Hello
I'm setting up an openldap directory server (2.4.13) including a 2nd one for as backup/failover partner. After i compiled everything, installing, configuring everything (database, sync, schema, etc) and imported the basic LDAP Layout (ou=Users,ou=Groups, etc), I wanted to use this directory as Userdirectory for Userauthentication on ldap.
I was switching user/group lookups using the 'ldapclient' command and modified to /etc/nsswitch.conf to refer for "files ldap" for passwd and group.
Everything seems to work. 'genent passwd' and 'getent group' is listing my ldap user and groups. But when i try to restart the slapd server it crashes sometimes with a coredump.
---------------------------------------------------------------------- # /usr/local/libexec/slapd -d 65535 -u openldap -g openldap @(#) $OpenLDAP: slapd 2.4.13 (Jan 30 2009 12:02:48) $ root@ldapserver:/usr/local/src/openldap-2.4.13/servers/slapd ldap_pvt_gethostbyname_a: host=ldapserver, r=0 daemon_init: <null> daemon_init: listen on ldap:/// daemon_init: 1 listeners to open... ldap_url_parse_ext(ldap:///) daemon: listener initialized ldap:/// daemon_init: 2 listeners opened ldap_create Bus Error (core dumped) ----------------------------------------------------------------------
Not everytime, sometimes several times in a row, sometimes after a 2nd start. I've no clue what it could be.
In the ldap logfile, i found the 2 following lines
---------------------------------------------------------------------- an 30 16:26:56 ldapserver slapd[9494]: [ID 555073 local4.error] tid= 1: multiple threads per connection not supported Jan 30 16:26:56 ldapserver slapd[9494]: [ID 555073 local4.error] tid= 1: multiple threads per connection not supported ----------------------------------------------------------------------
I started to run the slapd server using "truss" to see when the server starts to coredump.

**********

_EXERCISE DETAILS_
Repeat the OpenLDAP post word for word, starting at "Everything seems to" and ending at "with a coredump.". The data that comes after the OpenLDAP post plays no role here.

_INFORMATION PROVIDED_
**********

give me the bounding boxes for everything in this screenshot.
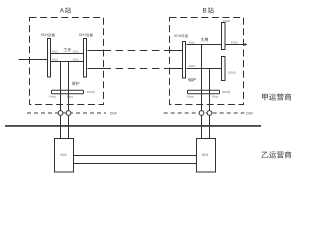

**********

_SOLUTION FOR THIS TASK_
Everything seems to work. 'genent passwd' and 'getent group' is listing my ldap user and groups. But when i try to restart the slapd server it crashes sometimes with a coredump.